(WHAT IS ASKED) State how many lines of the listing below include the word "Ниже". Give only the number.

BEGIN INPUT MATERIAL

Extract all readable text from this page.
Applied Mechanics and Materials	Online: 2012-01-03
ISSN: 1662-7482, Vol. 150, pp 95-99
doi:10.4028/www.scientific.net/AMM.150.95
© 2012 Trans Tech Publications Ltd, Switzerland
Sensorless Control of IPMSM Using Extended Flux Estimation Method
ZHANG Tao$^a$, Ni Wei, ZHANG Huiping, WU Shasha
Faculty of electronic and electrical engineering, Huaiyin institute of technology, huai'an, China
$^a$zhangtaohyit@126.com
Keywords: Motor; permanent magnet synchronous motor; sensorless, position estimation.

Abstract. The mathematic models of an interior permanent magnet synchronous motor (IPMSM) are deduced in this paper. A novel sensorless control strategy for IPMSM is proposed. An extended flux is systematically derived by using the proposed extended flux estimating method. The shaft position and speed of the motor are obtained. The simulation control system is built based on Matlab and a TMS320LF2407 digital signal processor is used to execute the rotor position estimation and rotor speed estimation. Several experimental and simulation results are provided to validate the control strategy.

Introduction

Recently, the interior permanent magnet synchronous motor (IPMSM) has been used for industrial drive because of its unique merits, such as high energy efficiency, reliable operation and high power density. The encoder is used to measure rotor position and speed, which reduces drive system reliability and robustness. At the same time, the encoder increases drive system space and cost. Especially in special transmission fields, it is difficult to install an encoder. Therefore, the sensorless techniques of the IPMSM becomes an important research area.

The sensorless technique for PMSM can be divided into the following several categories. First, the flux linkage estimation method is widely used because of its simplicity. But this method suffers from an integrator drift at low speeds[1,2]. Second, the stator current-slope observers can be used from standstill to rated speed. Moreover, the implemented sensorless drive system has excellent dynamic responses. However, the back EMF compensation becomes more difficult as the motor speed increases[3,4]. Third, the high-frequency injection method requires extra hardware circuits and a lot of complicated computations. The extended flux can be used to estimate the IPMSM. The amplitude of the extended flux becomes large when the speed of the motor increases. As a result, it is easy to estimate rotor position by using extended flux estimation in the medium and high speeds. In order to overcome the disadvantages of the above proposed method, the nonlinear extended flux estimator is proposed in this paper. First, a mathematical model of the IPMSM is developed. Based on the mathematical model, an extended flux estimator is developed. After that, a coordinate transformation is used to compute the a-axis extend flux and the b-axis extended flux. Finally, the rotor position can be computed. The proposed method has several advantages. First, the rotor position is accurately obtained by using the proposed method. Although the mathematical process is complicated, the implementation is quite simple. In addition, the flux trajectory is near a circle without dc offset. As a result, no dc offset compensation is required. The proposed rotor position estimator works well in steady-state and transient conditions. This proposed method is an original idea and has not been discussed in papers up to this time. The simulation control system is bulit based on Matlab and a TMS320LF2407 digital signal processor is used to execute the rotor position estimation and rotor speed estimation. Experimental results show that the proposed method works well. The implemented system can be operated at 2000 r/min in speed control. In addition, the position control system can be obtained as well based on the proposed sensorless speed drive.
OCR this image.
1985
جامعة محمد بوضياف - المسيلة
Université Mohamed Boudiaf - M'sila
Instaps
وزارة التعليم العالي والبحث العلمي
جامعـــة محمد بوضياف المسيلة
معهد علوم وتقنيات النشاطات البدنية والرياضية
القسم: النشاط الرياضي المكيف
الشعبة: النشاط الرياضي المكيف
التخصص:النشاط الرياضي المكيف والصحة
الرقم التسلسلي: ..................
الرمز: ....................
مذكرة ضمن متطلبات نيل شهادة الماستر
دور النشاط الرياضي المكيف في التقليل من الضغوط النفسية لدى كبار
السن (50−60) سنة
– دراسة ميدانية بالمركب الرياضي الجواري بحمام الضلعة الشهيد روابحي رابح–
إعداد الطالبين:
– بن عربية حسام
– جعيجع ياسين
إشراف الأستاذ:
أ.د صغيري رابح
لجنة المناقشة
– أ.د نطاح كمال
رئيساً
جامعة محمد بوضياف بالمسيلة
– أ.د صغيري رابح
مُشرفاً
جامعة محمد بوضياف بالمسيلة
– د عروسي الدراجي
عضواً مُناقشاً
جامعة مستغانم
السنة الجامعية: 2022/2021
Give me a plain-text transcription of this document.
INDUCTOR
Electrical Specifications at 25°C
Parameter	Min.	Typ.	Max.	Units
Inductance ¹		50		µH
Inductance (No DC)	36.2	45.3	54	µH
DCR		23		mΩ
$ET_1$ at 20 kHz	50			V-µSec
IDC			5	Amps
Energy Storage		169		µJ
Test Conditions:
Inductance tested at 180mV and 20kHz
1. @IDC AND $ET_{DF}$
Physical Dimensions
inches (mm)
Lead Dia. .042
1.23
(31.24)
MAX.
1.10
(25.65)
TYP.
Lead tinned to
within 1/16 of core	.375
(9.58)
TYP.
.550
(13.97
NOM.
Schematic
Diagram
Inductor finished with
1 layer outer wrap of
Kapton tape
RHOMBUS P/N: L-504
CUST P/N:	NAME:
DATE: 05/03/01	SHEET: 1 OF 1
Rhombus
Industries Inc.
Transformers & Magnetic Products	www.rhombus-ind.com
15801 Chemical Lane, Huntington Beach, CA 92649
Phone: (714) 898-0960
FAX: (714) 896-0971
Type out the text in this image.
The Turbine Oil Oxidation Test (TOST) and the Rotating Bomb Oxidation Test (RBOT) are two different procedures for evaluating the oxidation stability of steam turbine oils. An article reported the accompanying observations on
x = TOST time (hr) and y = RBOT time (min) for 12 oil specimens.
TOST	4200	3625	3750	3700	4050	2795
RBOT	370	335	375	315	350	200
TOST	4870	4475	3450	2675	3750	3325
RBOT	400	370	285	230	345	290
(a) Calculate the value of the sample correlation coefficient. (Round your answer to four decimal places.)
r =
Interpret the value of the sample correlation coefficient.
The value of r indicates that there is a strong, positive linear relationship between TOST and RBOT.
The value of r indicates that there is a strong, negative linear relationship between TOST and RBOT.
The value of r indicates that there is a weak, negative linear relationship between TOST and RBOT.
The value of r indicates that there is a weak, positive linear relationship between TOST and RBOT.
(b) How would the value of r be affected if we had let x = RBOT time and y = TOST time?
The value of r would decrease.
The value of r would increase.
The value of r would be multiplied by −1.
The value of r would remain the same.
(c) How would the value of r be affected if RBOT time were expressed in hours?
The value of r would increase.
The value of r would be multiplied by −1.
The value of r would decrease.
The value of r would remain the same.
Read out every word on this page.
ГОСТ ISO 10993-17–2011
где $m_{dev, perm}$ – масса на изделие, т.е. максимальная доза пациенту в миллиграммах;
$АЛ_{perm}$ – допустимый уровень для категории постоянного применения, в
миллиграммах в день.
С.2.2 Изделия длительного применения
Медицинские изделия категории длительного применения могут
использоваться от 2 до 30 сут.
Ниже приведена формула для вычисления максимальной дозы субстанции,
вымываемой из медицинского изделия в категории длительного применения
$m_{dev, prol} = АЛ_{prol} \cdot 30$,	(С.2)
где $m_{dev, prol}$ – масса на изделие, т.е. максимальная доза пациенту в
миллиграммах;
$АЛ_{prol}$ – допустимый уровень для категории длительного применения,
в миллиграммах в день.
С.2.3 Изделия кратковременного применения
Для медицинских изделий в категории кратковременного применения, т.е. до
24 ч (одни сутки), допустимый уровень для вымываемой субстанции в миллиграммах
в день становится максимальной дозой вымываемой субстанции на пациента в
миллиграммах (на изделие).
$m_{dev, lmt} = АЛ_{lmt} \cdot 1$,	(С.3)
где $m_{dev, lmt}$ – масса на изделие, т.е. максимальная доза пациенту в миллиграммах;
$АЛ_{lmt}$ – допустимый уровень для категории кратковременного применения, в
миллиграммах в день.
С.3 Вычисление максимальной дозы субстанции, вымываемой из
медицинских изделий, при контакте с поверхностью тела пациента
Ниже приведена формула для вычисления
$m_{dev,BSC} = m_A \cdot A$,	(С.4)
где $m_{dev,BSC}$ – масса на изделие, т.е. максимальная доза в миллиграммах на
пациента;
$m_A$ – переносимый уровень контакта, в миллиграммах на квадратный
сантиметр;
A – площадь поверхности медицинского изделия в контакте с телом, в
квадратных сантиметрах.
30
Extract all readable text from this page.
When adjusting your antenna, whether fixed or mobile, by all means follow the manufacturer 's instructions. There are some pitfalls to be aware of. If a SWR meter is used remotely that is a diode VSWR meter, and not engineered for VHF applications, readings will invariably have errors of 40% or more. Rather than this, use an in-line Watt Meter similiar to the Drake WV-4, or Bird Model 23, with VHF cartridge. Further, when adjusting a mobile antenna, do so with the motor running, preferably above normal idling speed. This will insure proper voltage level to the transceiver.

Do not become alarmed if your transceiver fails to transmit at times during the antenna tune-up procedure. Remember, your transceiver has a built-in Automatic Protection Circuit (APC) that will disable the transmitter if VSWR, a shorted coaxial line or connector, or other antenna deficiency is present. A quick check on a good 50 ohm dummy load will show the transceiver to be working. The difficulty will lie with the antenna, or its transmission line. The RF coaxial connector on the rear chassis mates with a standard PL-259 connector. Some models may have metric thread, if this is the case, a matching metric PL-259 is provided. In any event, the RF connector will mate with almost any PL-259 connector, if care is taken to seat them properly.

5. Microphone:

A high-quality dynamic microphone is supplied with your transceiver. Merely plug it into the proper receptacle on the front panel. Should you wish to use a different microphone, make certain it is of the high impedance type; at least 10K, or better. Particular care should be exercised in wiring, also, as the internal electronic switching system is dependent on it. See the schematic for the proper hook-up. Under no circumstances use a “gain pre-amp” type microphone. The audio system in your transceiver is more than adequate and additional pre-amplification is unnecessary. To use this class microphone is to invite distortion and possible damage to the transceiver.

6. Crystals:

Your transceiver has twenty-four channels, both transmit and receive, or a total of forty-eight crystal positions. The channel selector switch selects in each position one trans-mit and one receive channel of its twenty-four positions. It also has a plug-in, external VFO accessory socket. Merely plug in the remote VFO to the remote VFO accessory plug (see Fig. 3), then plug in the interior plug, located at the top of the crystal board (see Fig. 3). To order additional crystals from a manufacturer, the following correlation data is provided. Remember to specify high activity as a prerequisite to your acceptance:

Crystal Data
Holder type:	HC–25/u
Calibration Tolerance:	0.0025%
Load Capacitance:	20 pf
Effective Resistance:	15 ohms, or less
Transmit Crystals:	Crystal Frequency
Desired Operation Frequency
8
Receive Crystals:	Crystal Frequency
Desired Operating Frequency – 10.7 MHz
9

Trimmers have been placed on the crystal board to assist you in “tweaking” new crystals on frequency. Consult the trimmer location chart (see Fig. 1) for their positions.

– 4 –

END INPUT MATERIAL

(RESPONSE TO THIS EXERCISE) 2